- [REQUIREMENTS]: Copy the lines below as they are; omit the images they contain.

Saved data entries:
........

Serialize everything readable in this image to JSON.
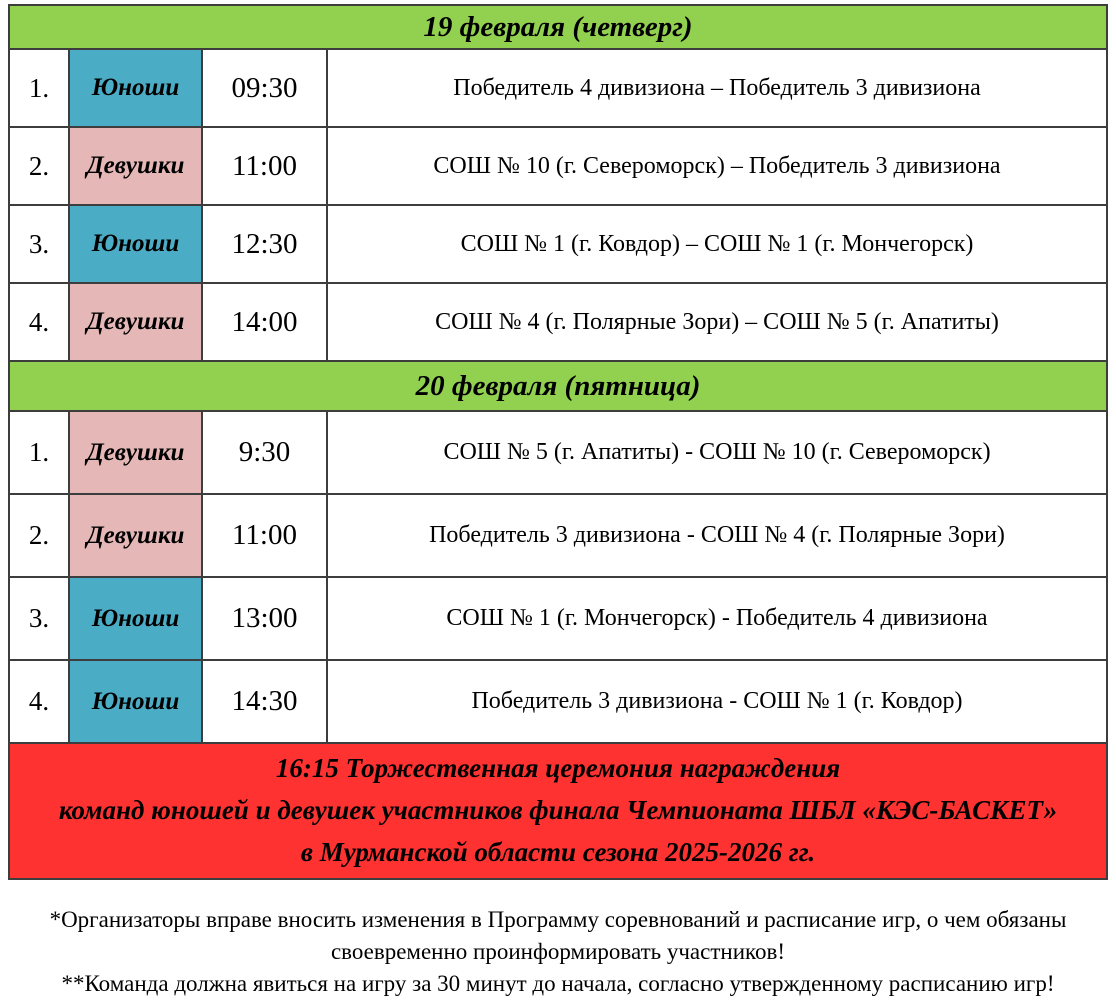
{
  "colors": {
    "day_header_green": "#92d050",
    "boys_blue": "#4bacc6",
    "girls_pink": "#e5b8b7",
    "ceremony_red": "#ff3232",
    "table_border": "#3d3d3d",
    "text": "#000000"
  },
  "schedule": {
    "days": [
      {
        "title": "19 февраля (четверг)",
        "games": [
          {
            "num": "1.",
            "gender": "Юноши",
            "gender_type": "boys",
            "time": "09:30",
            "match": "Победитель 4 дивизиона – Победитель 3 дивизиона"
          },
          {
            "num": "2.",
            "gender": "Девушки",
            "gender_type": "girls",
            "time": "11:00",
            "match": "СОШ № 10 (г. Североморск) – Победитель 3 дивизиона"
          },
          {
            "num": "3.",
            "gender": "Юноши",
            "gender_type": "boys",
            "time": "12:30",
            "match": "СОШ № 1 (г. Ковдор) – СОШ № 1 (г. Мончегорск)"
          },
          {
            "num": "4.",
            "gender": "Девушки",
            "gender_type": "girls",
            "time": "14:00",
            "match": "СОШ № 4 (г. Полярные Зори) – СОШ № 5 (г. Апатиты)"
          }
        ]
      },
      {
        "title": "20 февраля (пятница)",
        "games": [
          {
            "num": "1.",
            "gender": "Девушки",
            "gender_type": "girls",
            "time": "9:30",
            "match": "СОШ № 5 (г. Апатиты) - СОШ № 10 (г. Североморск)"
          },
          {
            "num": "2.",
            "gender": "Девушки",
            "gender_type": "girls",
            "time": "11:00",
            "match": "Победитель 3 дивизиона - СОШ № 4 (г. Полярные Зори)"
          },
          {
            "num": "3.",
            "gender": "Юноши",
            "gender_type": "boys",
            "time": "13:00",
            "match": "СОШ № 1 (г. Мончегорск) - Победитель 4 дивизиона"
          },
          {
            "num": "4.",
            "gender": "Юноши",
            "gender_type": "boys",
            "time": "14:30",
            "match": "Победитель 3 дивизиона - СОШ № 1 (г. Ковдор)"
          }
        ]
      }
    ],
    "ceremony": {
      "lines": [
        "16:15 Торжественная церемония награждения",
        "команд юношей и девушек участников финала Чемпионата ШБЛ «КЭС-БАСКЕТ»",
        "в Мурманской области сезона 2025-2026 гг."
      ]
    },
    "footnotes": [
      "*Организаторы вправе вносить изменения в Программу соревнований и расписание игр, о чем обязаны своевременно проинформировать участников!",
      "**Команда должна явиться на игру за 30 минут до начала, согласно утвержденному расписанию игр!"
    ]
  }
}
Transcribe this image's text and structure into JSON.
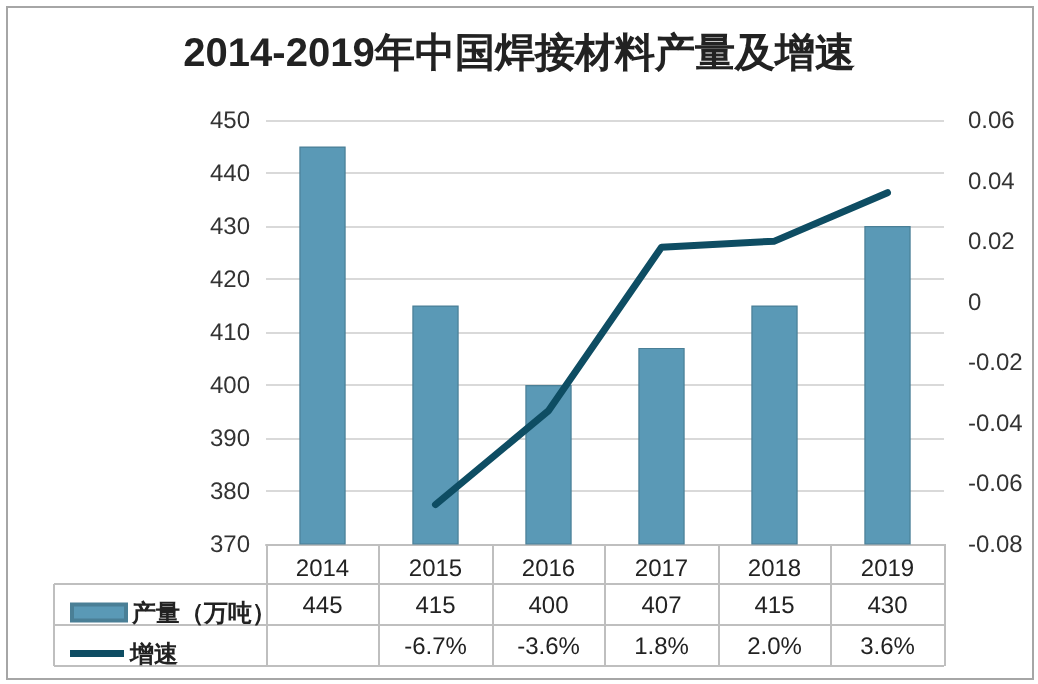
{
  "chart_data": {
    "type": "bar",
    "title": "2014-2019年中国焊接材料产量及增速",
    "categories": [
      "2014",
      "2015",
      "2016",
      "2017",
      "2018",
      "2019"
    ],
    "series": [
      {
        "name": "产量（万吨）",
        "color": "#5a99b6",
        "values": [
          445,
          415,
          400,
          407,
          415,
          430
        ],
        "value_labels": [
          "445",
          "415",
          "400",
          "407",
          "415",
          "430"
        ]
      },
      {
        "name": "增速",
        "type": "line",
        "axis": "y2",
        "color": "#0e4d63",
        "values": [
          null,
          -0.067,
          -0.036,
          0.018,
          0.02,
          0.036
        ],
        "value_labels": [
          null,
          "-6.7%",
          "-3.6%",
          "1.8%",
          "2.0%",
          "3.6%"
        ]
      }
    ],
    "ylim": [
      370,
      450
    ],
    "yticks": [
      370,
      380,
      390,
      400,
      410,
      420,
      430,
      440,
      450
    ],
    "y2lim": [
      -0.08,
      0.06
    ],
    "y2ticks": [
      -0.08,
      -0.06,
      -0.04,
      -0.02,
      0,
      0.02,
      0.04,
      0.06
    ],
    "grid": "y",
    "legend": "bottom",
    "marker": "none",
    "line_style": "solid"
  }
}
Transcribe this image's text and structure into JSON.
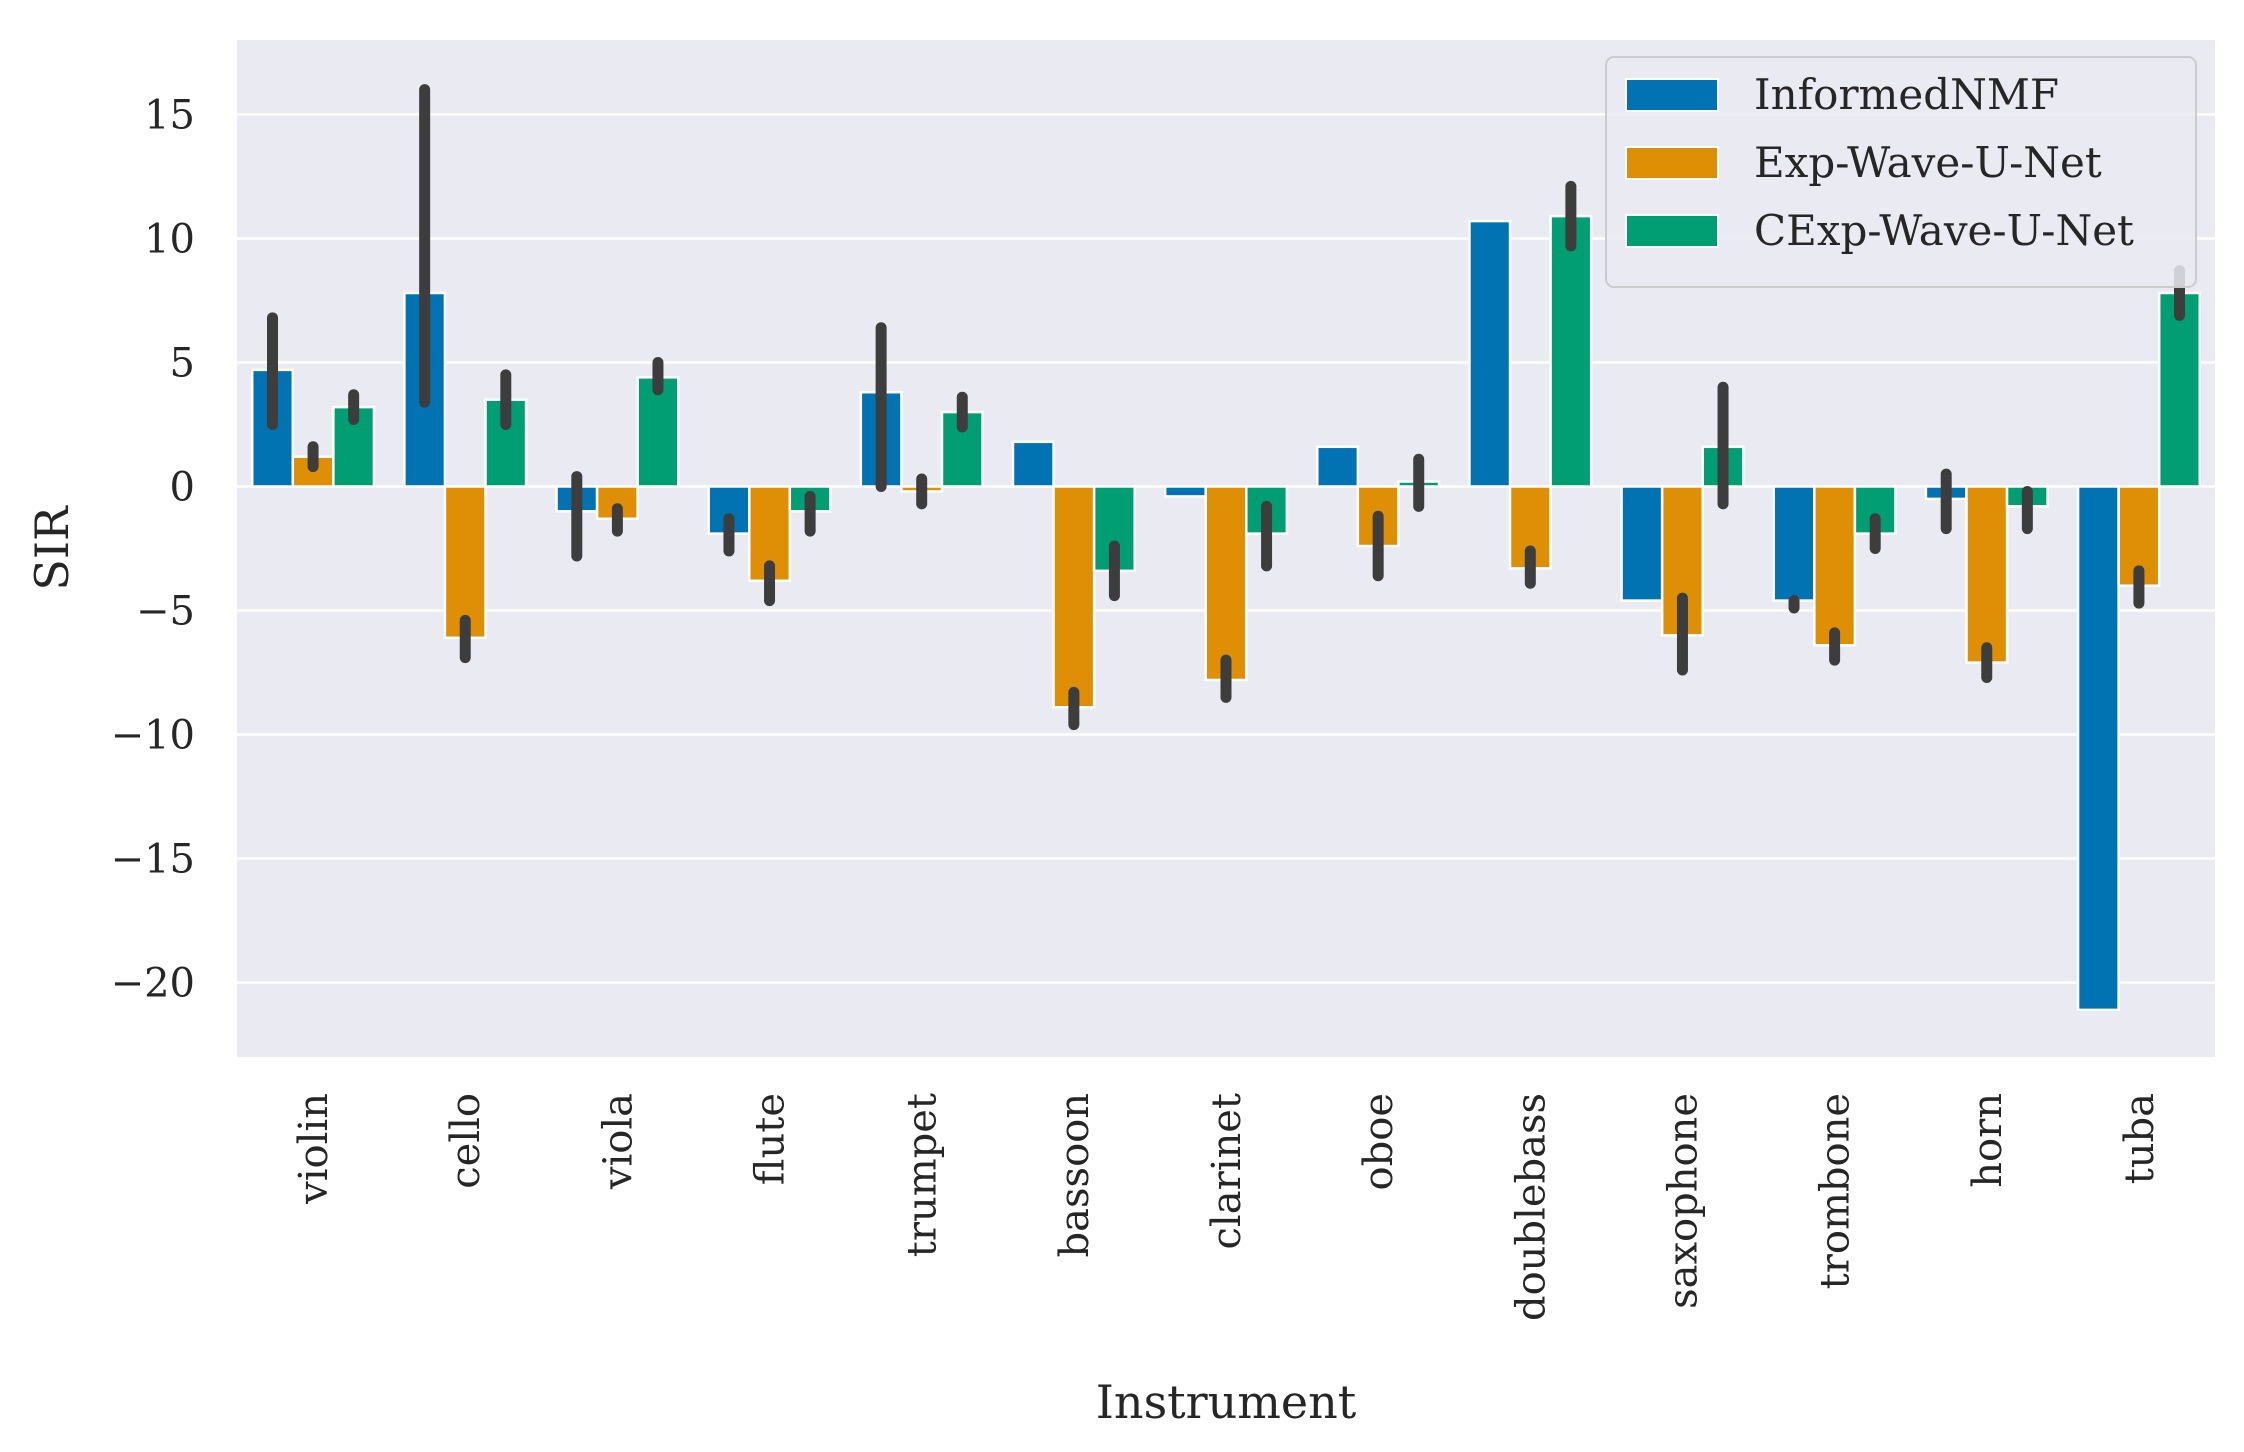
{
  "chart_data": {
    "type": "bar",
    "title": "",
    "xlabel": "Instrument",
    "ylabel": "SIR",
    "ylim": [
      -23,
      18
    ],
    "yticks": [
      15,
      10,
      5,
      0,
      -5,
      -10,
      -15,
      -20
    ],
    "ytick_labels": [
      "15",
      "10",
      "5",
      "0",
      "−5",
      "−10",
      "−15",
      "−20"
    ],
    "grid": true,
    "legend_position": "top-right",
    "background": "#eaeaf2",
    "categories": [
      "violin",
      "cello",
      "viola",
      "flute",
      "trumpet",
      "bassoon",
      "clarinet",
      "oboe",
      "doublebass",
      "saxophone",
      "trombone",
      "horn",
      "tuba"
    ],
    "series": [
      {
        "name": "InformedNMF",
        "color": "#0173b2",
        "values": [
          4.7,
          7.8,
          -1.0,
          -1.9,
          3.8,
          1.8,
          -0.4,
          1.6,
          10.7,
          -4.6,
          -4.6,
          -0.5,
          -21.1
        ],
        "error_low": [
          2.5,
          3.4,
          -2.8,
          -2.6,
          0.0,
          1.8,
          -0.4,
          1.6,
          10.7,
          -4.6,
          -4.9,
          -1.7,
          -21.1
        ],
        "error_high": [
          6.8,
          16.0,
          0.4,
          -1.3,
          6.4,
          1.8,
          -0.4,
          1.6,
          10.7,
          -4.6,
          -4.6,
          0.5,
          -21.1
        ]
      },
      {
        "name": "Exp-Wave-U-Net",
        "color": "#de8f05",
        "values": [
          1.2,
          -6.1,
          -1.3,
          -3.8,
          -0.2,
          -8.9,
          -7.8,
          -2.4,
          -3.3,
          -6.0,
          -6.4,
          -7.1,
          -4.0
        ],
        "error_low": [
          0.8,
          -6.9,
          -1.8,
          -4.6,
          -0.7,
          -9.6,
          -8.5,
          -3.6,
          -3.9,
          -7.4,
          -7.0,
          -7.7,
          -4.7
        ],
        "error_high": [
          1.6,
          -5.4,
          -0.9,
          -3.2,
          0.3,
          -8.3,
          -7.0,
          -1.2,
          -2.6,
          -4.5,
          -5.9,
          -6.5,
          -3.4
        ]
      },
      {
        "name": "CExp-Wave-U-Net",
        "color": "#029e73",
        "values": [
          3.2,
          3.5,
          4.4,
          -1.0,
          3.0,
          -3.4,
          -1.9,
          0.2,
          10.9,
          1.6,
          -1.9,
          -0.8,
          7.8
        ],
        "error_low": [
          2.7,
          2.5,
          3.9,
          -1.8,
          2.4,
          -4.4,
          -3.2,
          -0.8,
          9.7,
          -0.7,
          -2.5,
          -1.7,
          6.9
        ],
        "error_high": [
          3.7,
          4.5,
          5.0,
          -0.4,
          3.6,
          -2.4,
          -0.8,
          1.1,
          12.1,
          4.0,
          -1.3,
          -0.2,
          8.7
        ]
      }
    ]
  }
}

........

- [SOLUTION TO THIS TASK]:
Serialize everything readable in this image to JSON.
{
  "colors": {
    "day_header_green": "#92d050",
    "boys_blue": "#4bacc6",
    "girls_pink": "#e5b8b7",
    "ceremony_red": "#ff3232",
    "table_border": "#3d3d3d",
    "text": "#000000"
  },
  "schedule": {
    "days": [
      {
        "title": "19 февраля (четверг)",
        "games": [
          {
            "num": "1.",
            "gender": "Юноши",
            "gender_type": "boys",
            "time": "09:30",
            "match": "Победитель 4 дивизиона – Победитель 3 дивизиона"
          },
          {
            "num": "2.",
            "gender": "Девушки",
            "gender_type": "girls",
            "time": "11:00",
            "match": "СОШ № 10 (г. Североморск) – Победитель 3 дивизиона"
          },
          {
            "num": "3.",
            "gender": "Юноши",
            "gender_type": "boys",
            "time": "12:30",
            "match": "СОШ № 1 (г. Ковдор) – СОШ № 1 (г. Мончегорск)"
          },
          {
            "num": "4.",
            "gender": "Девушки",
            "gender_type": "girls",
            "time": "14:00",
            "match": "СОШ № 4 (г. Полярные Зори) – СОШ № 5 (г. Апатиты)"
          }
        ]
      },
      {
        "title": "20 февраля (пятница)",
        "games": [
          {
            "num": "1.",
            "gender": "Девушки",
            "gender_type": "girls",
            "time": "9:30",
            "match": "СОШ № 5 (г. Апатиты) - СОШ № 10 (г. Североморск)"
          },
          {
            "num": "2.",
            "gender": "Девушки",
            "gender_type": "girls",
            "time": "11:00",
            "match": "Победитель 3 дивизиона - СОШ № 4 (г. Полярные Зори)"
          },
          {
            "num": "3.",
            "gender": "Юноши",
            "gender_type": "boys",
            "time": "13:00",
            "match": "СОШ № 1 (г. Мончегорск) - Победитель 4 дивизиона"
          },
          {
            "num": "4.",
            "gender": "Юноши",
            "gender_type": "boys",
            "time": "14:30",
            "match": "Победитель 3 дивизиона - СОШ № 1 (г. Ковдор)"
          }
        ]
      }
    ],
    "ceremony": {
      "lines": [
        "16:15 Торжественная церемония награждения",
        "команд юношей и девушек участников финала Чемпионата ШБЛ «КЭС-БАСКЕТ»",
        "в Мурманской области сезона 2025-2026 гг."
      ]
    },
    "footnotes": [
      "*Организаторы вправе вносить изменения в Программу соревнований и расписание игр, о чем обязаны своевременно проинформировать участников!",
      "**Команда должна явиться на игру за 30 минут до начала, согласно утвержденному расписанию игр!"
    ]
  }
}
Transcribe this image's text and structure into JSON.
{
  "chart_data": {
    "type": "bar",
    "title": "2014-2019年中国焊接材料产量及增速",
    "categories": [
      "2014",
      "2015",
      "2016",
      "2017",
      "2018",
      "2019"
    ],
    "series": [
      {
        "name": "产量（万吨）",
        "color": "#5a99b6",
        "values": [
          445,
          415,
          400,
          407,
          415,
          430
        ],
        "value_labels": [
          "445",
          "415",
          "400",
          "407",
          "415",
          "430"
        ]
      },
      {
        "name": "增速",
        "type": "line",
        "axis": "y2",
        "color": "#0e4d63",
        "values": [
          null,
          -0.067,
          -0.036,
          0.018,
          0.02,
          0.036
        ],
        "value_labels": [
          null,
          "-6.7%",
          "-3.6%",
          "1.8%",
          "2.0%",
          "3.6%"
        ]
      }
    ],
    "ylim": [
      370,
      450
    ],
    "yticks": [
      370,
      380,
      390,
      400,
      410,
      420,
      430,
      440,
      450
    ],
    "y2lim": [
      -0.08,
      0.06
    ],
    "y2ticks": [
      -0.08,
      -0.06,
      -0.04,
      -0.02,
      0,
      0.02,
      0.04,
      0.06
    ],
    "grid": "y",
    "legend": "bottom",
    "marker": "none",
    "line_style": "solid"
  }
}
Transcribe this image's text and structure into JSON.
{
  "chart_data": {
    "type": "bar",
    "title": "",
    "xlabel": "Instrument",
    "ylabel": "SIR",
    "ylim": [
      -23,
      18
    ],
    "yticks": [
      15,
      10,
      5,
      0,
      -5,
      -10,
      -15,
      -20
    ],
    "ytick_labels": [
      "15",
      "10",
      "5",
      "0",
      "−5",
      "−10",
      "−15",
      "−20"
    ],
    "grid": true,
    "legend_position": "top-right",
    "background": "#eaeaf2",
    "categories": [
      "violin",
      "cello",
      "viola",
      "flute",
      "trumpet",
      "bassoon",
      "clarinet",
      "oboe",
      "doublebass",
      "saxophone",
      "trombone",
      "horn",
      "tuba"
    ],
    "series": [
      {
        "name": "InformedNMF",
        "color": "#0173b2",
        "values": [
          4.7,
          7.8,
          -1.0,
          -1.9,
          3.8,
          1.8,
          -0.4,
          1.6,
          10.7,
          -4.6,
          -4.6,
          -0.5,
          -21.1
        ],
        "error_low": [
          2.5,
          3.4,
          -2.8,
          -2.6,
          0.0,
          1.8,
          -0.4,
          1.6,
          10.7,
          -4.6,
          -4.9,
          -1.7,
          -21.1
        ],
        "error_high": [
          6.8,
          16.0,
          0.4,
          -1.3,
          6.4,
          1.8,
          -0.4,
          1.6,
          10.7,
          -4.6,
          -4.6,
          0.5,
          -21.1
        ]
      },
      {
        "name": "Exp-Wave-U-Net",
        "color": "#de8f05",
        "values": [
          1.2,
          -6.1,
          -1.3,
          -3.8,
          -0.2,
          -8.9,
          -7.8,
          -2.4,
          -3.3,
          -6.0,
          -6.4,
          -7.1,
          -4.0
        ],
        "error_low": [
          0.8,
          -6.9,
          -1.8,
          -4.6,
          -0.7,
          -9.6,
          -8.5,
          -3.6,
          -3.9,
          -7.4,
          -7.0,
          -7.7,
          -4.7
        ],
        "error_high": [
          1.6,
          -5.4,
          -0.9,
          -3.2,
          0.3,
          -8.3,
          -7.0,
          -1.2,
          -2.6,
          -4.5,
          -5.9,
          -6.5,
          -3.4
        ]
      },
      {
        "name": "CExp-Wave-U-Net",
        "color": "#029e73",
        "values": [
          3.2,
          3.5,
          4.4,
          -1.0,
          3.0,
          -3.4,
          -1.9,
          0.2,
          10.9,
          1.6,
          -1.9,
          -0.8,
          7.8
        ],
        "error_low": [
          2.7,
          2.5,
          3.9,
          -1.8,
          2.4,
          -4.4,
          -3.2,
          -0.8,
          9.7,
          -0.7,
          -2.5,
          -1.7,
          6.9
        ],
        "error_high": [
          3.7,
          4.5,
          5.0,
          -0.4,
          3.6,
          -2.4,
          -0.8,
          1.1,
          12.1,
          4.0,
          -1.3,
          -0.2,
          8.7
        ]
      }
    ]
  }
}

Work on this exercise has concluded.